#### Stored data
— START —
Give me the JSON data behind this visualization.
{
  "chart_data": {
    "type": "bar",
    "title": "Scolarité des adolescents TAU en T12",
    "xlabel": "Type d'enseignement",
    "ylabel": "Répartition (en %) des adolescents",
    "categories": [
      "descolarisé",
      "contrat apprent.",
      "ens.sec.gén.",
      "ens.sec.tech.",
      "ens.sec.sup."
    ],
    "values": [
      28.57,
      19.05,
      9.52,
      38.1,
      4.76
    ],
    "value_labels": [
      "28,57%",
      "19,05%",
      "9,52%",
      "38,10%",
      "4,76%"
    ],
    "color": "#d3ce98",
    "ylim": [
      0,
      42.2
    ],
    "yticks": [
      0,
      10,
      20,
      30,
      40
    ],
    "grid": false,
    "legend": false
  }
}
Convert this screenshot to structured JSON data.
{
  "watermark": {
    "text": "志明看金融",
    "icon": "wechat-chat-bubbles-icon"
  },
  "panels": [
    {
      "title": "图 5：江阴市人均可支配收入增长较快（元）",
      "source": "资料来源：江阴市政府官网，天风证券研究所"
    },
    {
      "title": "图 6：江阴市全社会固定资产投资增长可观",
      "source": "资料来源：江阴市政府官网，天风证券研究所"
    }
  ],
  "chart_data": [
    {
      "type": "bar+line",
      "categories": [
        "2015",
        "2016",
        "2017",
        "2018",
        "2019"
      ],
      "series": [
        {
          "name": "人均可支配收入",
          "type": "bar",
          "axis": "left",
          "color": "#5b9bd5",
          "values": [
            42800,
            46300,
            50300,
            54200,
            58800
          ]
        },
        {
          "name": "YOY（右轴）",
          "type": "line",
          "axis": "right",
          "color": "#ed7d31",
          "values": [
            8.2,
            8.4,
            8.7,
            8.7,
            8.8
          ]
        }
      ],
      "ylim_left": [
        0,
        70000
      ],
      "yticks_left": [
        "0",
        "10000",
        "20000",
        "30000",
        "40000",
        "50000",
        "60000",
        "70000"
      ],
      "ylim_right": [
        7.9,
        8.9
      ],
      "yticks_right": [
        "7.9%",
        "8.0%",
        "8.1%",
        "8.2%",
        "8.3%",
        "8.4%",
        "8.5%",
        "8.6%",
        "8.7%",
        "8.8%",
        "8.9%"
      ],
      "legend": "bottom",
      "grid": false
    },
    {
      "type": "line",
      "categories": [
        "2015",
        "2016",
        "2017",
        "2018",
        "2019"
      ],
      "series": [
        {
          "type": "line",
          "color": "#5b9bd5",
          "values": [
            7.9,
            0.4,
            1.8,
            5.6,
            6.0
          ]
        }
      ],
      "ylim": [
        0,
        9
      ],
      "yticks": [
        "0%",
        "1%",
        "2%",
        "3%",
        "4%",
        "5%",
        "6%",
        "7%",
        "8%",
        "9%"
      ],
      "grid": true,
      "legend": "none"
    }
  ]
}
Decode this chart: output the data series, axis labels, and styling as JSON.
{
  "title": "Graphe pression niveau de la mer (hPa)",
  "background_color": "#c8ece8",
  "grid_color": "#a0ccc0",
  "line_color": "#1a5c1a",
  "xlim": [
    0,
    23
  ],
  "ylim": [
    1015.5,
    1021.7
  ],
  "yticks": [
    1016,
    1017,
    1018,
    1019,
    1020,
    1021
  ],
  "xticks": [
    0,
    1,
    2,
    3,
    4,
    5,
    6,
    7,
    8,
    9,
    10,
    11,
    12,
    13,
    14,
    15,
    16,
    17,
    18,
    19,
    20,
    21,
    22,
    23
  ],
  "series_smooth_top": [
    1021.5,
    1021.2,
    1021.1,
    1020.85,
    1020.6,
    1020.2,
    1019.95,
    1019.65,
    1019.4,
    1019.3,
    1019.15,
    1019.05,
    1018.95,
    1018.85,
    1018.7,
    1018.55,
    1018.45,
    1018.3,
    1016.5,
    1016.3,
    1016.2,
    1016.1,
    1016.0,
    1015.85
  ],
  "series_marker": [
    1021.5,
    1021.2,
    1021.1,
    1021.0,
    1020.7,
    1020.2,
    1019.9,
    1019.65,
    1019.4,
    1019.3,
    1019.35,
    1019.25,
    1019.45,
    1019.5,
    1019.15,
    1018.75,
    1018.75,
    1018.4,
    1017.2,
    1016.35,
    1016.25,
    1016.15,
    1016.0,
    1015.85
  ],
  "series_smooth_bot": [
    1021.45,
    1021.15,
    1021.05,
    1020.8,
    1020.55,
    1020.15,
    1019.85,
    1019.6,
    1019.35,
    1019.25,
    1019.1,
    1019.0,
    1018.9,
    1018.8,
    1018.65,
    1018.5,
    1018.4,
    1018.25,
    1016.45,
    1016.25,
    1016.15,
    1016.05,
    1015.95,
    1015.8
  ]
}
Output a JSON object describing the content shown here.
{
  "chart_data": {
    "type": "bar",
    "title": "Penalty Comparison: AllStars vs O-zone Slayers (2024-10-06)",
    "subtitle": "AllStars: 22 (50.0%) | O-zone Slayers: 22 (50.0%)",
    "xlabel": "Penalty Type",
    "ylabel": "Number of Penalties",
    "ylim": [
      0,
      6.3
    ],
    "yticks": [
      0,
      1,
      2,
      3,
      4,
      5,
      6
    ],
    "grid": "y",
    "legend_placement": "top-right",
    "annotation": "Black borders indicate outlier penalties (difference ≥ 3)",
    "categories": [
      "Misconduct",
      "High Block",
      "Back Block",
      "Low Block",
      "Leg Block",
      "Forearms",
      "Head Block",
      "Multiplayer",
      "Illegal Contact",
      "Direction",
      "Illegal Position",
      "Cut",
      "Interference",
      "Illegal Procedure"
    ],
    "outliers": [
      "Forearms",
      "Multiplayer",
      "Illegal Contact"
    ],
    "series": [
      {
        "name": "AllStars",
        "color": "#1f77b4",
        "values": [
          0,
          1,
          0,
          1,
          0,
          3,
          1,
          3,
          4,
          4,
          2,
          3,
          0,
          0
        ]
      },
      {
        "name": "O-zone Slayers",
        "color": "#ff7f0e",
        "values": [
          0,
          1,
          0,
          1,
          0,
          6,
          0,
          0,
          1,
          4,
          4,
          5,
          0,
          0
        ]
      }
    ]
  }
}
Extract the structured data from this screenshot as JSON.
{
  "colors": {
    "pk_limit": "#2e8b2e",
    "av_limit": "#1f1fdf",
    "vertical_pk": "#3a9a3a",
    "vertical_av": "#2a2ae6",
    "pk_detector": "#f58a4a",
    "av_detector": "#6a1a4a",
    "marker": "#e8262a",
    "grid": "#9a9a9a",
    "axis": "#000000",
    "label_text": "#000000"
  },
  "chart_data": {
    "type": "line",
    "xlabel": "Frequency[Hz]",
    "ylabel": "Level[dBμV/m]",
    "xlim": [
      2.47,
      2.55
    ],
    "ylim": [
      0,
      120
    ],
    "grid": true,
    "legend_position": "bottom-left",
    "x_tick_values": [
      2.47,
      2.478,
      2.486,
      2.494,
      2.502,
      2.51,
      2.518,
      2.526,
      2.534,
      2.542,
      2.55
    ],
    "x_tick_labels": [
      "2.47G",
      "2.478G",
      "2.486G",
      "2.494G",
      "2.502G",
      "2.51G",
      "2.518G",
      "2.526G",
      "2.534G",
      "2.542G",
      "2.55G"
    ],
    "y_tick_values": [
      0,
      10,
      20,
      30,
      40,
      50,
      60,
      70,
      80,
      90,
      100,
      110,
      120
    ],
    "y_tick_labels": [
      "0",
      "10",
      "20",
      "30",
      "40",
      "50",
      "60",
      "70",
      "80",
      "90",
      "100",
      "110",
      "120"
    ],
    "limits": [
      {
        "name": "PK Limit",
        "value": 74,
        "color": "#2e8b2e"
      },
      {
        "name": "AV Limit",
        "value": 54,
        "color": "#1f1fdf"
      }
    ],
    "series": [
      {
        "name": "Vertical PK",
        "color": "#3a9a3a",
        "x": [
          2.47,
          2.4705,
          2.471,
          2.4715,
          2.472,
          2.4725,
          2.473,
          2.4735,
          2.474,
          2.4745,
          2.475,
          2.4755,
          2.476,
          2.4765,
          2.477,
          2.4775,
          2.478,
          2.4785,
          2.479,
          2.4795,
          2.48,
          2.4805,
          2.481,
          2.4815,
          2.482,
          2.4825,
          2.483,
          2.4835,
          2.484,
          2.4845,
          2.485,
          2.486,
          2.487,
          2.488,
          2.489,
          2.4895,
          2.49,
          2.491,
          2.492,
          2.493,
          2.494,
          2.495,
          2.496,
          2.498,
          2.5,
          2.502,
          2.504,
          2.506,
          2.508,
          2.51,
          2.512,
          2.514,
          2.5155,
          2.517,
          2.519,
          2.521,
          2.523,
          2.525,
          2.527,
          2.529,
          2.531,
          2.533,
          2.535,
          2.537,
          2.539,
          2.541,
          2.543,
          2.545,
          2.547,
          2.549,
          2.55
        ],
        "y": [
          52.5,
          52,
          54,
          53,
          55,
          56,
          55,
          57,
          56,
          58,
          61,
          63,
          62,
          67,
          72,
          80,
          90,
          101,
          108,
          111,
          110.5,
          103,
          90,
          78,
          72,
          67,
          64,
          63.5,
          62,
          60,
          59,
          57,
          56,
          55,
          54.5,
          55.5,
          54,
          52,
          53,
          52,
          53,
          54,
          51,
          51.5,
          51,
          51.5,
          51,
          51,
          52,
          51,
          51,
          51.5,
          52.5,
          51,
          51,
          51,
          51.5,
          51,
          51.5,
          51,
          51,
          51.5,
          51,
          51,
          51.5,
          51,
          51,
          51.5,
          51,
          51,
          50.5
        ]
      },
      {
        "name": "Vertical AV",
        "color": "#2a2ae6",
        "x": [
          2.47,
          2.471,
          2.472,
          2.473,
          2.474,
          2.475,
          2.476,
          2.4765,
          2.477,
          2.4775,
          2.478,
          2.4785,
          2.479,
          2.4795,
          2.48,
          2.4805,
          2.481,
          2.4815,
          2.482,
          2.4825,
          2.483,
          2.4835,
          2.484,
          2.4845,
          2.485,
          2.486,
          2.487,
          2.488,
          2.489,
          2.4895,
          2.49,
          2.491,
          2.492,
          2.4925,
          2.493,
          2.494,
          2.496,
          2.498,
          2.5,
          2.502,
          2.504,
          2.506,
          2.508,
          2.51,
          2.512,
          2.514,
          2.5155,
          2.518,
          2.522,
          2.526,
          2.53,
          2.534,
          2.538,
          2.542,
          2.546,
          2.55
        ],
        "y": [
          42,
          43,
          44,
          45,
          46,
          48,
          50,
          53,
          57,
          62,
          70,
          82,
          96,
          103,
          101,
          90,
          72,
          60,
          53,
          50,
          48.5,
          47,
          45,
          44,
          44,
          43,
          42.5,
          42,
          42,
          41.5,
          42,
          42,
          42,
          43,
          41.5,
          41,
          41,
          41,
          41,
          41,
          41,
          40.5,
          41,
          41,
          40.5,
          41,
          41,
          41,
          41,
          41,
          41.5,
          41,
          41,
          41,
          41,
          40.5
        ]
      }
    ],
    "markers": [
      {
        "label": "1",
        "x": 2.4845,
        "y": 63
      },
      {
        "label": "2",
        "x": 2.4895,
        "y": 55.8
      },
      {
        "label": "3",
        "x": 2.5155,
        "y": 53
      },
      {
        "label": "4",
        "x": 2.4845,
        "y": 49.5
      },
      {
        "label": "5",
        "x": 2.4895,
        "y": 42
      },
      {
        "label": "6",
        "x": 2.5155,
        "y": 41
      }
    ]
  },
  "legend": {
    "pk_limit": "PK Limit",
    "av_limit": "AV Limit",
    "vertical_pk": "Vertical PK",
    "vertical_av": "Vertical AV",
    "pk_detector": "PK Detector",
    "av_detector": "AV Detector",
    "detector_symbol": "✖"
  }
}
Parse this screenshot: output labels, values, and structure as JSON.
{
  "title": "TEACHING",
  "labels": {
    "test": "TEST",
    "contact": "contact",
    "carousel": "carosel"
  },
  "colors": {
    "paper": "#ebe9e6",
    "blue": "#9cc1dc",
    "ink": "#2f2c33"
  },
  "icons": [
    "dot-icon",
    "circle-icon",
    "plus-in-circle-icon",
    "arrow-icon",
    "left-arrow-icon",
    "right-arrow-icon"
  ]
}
— END —
#### Task
State how many lines in the records above contain the word "zone", giving only the number.

#### The reply
3